Begin Listing
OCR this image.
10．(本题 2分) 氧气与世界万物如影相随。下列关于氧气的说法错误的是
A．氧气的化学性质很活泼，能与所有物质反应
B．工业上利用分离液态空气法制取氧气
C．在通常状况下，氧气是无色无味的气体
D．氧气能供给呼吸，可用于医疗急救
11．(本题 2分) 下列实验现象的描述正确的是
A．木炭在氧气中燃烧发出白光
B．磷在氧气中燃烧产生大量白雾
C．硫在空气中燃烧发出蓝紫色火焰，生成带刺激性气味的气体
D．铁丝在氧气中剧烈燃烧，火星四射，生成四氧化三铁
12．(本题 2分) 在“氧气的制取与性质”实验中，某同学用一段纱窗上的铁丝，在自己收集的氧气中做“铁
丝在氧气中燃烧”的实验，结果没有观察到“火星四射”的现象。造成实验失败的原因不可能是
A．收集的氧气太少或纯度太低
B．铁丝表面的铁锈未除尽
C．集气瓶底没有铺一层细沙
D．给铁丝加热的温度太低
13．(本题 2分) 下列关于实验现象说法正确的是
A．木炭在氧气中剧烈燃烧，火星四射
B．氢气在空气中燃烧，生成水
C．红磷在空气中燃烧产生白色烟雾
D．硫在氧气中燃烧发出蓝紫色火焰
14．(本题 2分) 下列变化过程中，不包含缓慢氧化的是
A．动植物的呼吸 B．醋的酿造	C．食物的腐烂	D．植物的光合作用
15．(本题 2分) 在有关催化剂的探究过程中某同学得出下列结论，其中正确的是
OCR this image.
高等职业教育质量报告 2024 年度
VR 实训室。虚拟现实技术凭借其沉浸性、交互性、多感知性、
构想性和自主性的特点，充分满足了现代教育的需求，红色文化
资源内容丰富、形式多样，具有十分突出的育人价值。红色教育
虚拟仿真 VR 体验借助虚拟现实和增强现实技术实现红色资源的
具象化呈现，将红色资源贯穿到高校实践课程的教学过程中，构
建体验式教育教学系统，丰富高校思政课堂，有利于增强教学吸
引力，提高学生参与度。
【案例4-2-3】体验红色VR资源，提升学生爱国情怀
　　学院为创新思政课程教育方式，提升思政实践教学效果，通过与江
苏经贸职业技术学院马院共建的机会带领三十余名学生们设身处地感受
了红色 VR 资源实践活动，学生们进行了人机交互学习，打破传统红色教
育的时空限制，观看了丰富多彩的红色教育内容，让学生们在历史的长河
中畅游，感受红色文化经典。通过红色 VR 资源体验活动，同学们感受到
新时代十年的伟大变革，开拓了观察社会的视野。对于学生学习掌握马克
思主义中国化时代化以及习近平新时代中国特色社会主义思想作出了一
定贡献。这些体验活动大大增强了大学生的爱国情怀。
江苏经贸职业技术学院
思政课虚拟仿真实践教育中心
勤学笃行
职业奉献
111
End Listing
**Set task**
The word "火星四射" may occur in lines of the records. Report how many such lines there are, giving only the number.

**Exercise solution**
3